▸ Dataset extract
---

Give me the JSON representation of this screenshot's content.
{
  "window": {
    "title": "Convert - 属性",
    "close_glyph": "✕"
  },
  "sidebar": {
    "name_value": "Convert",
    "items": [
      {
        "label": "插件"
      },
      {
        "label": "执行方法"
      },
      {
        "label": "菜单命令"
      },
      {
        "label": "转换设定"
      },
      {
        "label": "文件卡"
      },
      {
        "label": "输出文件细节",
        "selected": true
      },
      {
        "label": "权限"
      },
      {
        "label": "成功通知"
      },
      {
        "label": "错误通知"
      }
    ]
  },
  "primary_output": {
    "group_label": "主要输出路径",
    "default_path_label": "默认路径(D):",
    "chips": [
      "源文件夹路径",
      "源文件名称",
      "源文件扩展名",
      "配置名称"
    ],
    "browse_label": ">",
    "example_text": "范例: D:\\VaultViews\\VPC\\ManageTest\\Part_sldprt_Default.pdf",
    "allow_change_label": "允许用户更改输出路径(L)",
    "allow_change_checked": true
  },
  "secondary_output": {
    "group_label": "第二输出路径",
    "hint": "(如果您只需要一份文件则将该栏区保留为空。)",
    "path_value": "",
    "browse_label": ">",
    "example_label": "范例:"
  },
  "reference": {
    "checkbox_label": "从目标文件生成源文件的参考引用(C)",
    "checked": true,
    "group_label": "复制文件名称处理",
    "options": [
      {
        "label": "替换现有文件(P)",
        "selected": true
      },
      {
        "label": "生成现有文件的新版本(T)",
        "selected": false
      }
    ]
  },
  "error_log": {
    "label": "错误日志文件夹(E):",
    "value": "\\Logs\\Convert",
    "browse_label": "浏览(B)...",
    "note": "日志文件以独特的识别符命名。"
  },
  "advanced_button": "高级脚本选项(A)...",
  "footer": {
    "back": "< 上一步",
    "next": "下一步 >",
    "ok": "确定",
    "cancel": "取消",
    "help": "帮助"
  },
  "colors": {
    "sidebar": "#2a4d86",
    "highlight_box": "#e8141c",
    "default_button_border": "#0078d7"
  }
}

---

▸ Task requirements
Pull out each record as written and restate it exactly.

▸ Result
Give me the JSON representation of this screenshot's content.
{
  "window": {
    "title": "Convert - 属性",
    "close_glyph": "✕"
  },
  "sidebar": {
    "name_value": "Convert",
    "items": [
      {
        "label": "插件"
      },
      {
        "label": "执行方法"
      },
      {
        "label": "菜单命令"
      },
      {
        "label": "转换设定"
      },
      {
        "label": "文件卡"
      },
      {
        "label": "输出文件细节",
        "selected": true
      },
      {
        "label": "权限"
      },
      {
        "label": "成功通知"
      },
      {
        "label": "错误通知"
      }
    ]
  },
  "primary_output": {
    "group_label": "主要输出路径",
    "default_path_label": "默认路径(D):",
    "chips": [
      "源文件夹路径",
      "源文件名称",
      "源文件扩展名",
      "配置名称"
    ],
    "browse_label": ">",
    "example_text": "范例: D:\\VaultViews\\VPC\\ManageTest\\Part_sldprt_Default.pdf",
    "allow_change_label": "允许用户更改输出路径(L)",
    "allow_change_checked": true
  },
  "secondary_output": {
    "group_label": "第二输出路径",
    "hint": "(如果您只需要一份文件则将该栏区保留为空。)",
    "path_value": "",
    "browse_label": ">",
    "example_label": "范例:"
  },
  "reference": {
    "checkbox_label": "从目标文件生成源文件的参考引用(C)",
    "checked": true,
    "group_label": "复制文件名称处理",
    "options": [
      {
        "label": "替换现有文件(P)",
        "selected": true
      },
      {
        "label": "生成现有文件的新版本(T)",
        "selected": false
      }
    ]
  },
  "error_log": {
    "label": "错误日志文件夹(E):",
    "value": "\\Logs\\Convert",
    "browse_label": "浏览(B)...",
    "note": "日志文件以独特的识别符命名。"
  },
  "advanced_button": "高级脚本选项(A)...",
  "footer": {
    "back": "< 上一步",
    "next": "下一步 >",
    "ok": "确定",
    "cancel": "取消",
    "help": "帮助"
  },
  "colors": {
    "sidebar": "#2a4d86",
    "highlight_box": "#e8141c",
    "default_button_border": "#0078d7"
  }
}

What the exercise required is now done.